Ejercicio: Por favor, copia todas las líneas del listado y cambia "y-tick-label" por "etiqueta-marca-y" sin alterar nada más.

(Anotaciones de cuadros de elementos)
---

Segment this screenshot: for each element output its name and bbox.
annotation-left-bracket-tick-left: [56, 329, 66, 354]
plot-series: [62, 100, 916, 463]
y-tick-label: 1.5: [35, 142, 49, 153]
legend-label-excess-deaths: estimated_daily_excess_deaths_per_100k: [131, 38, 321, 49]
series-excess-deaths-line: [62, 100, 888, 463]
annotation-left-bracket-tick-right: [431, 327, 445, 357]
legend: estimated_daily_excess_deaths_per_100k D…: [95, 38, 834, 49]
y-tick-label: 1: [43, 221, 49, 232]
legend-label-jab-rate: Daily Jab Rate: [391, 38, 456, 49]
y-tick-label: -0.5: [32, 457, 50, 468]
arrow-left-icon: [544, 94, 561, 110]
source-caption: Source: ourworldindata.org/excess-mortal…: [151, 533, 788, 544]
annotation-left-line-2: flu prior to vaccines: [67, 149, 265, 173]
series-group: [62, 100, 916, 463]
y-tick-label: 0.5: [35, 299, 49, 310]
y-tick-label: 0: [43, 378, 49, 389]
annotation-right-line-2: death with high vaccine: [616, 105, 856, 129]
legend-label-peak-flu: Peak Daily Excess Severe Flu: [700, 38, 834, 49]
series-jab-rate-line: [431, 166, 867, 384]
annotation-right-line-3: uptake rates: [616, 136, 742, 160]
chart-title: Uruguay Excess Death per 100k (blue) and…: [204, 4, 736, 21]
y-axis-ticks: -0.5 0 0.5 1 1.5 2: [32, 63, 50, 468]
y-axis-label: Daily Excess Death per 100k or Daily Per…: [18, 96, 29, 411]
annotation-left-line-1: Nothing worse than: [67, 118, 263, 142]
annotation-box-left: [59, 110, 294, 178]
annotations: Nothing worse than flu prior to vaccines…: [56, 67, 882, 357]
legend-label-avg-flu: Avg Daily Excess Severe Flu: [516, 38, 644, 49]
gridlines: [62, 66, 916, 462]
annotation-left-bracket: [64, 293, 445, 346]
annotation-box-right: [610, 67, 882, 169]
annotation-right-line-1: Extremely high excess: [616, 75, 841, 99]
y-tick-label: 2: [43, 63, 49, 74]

---

Respuesta:
Segment this screenshot: for each element output its name and bbox.
annotation-left-bracket-tick-left: [56, 329, 66, 354]
plot-series: [62, 100, 916, 463]
etiqueta-marca-y: 1.5: [35, 142, 49, 153]
legend-label-excess-deaths: estimated_daily_excess_deaths_per_100k: [131, 38, 321, 49]
series-excess-deaths-line: [62, 100, 888, 463]
annotation-left-bracket-tick-right: [431, 327, 445, 357]
legend: estimated_daily_excess_deaths_per_100k D…: [95, 38, 834, 49]
etiqueta-marca-y: 1: [43, 221, 49, 232]
legend-label-jab-rate: Daily Jab Rate: [391, 38, 456, 49]
etiqueta-marca-y: -0.5: [32, 457, 50, 468]
arrow-left-icon: [544, 94, 561, 110]
source-caption: Source: ourworldindata.org/excess-mortal…: [151, 533, 788, 544]
annotation-left-line-2: flu prior to vaccines: [67, 149, 265, 173]
series-group: [62, 100, 916, 463]
etiqueta-marca-y: 0.5: [35, 299, 49, 310]
etiqueta-marca-y: 0: [43, 378, 49, 389]
annotation-right-line-2: death with high vaccine: [616, 105, 856, 129]
legend-label-peak-flu: Peak Daily Excess Severe Flu: [700, 38, 834, 49]
series-jab-rate-line: [431, 166, 867, 384]
annotation-right-line-3: uptake rates: [616, 136, 742, 160]
chart-title: Uruguay Excess Death per 100k (blue) and…: [204, 4, 736, 21]
y-axis-ticks: -0.5 0 0.5 1 1.5 2: [32, 63, 50, 468]
y-axis-label: Daily Excess Death per 100k or Daily Per…: [18, 96, 29, 411]
annotation-left-line-1: Nothing worse than: [67, 118, 263, 142]
annotation-box-left: [59, 110, 294, 178]
annotations: Nothing worse than flu prior to vaccines…: [56, 67, 882, 357]
legend-label-avg-flu: Avg Daily Excess Severe Flu: [516, 38, 644, 49]
gridlines: [62, 66, 916, 462]
annotation-left-bracket: [64, 293, 445, 346]
annotation-box-right: [610, 67, 882, 169]
annotation-right-line-1: Extremely high excess: [616, 75, 841, 99]
etiqueta-marca-y: 2: [43, 63, 49, 74]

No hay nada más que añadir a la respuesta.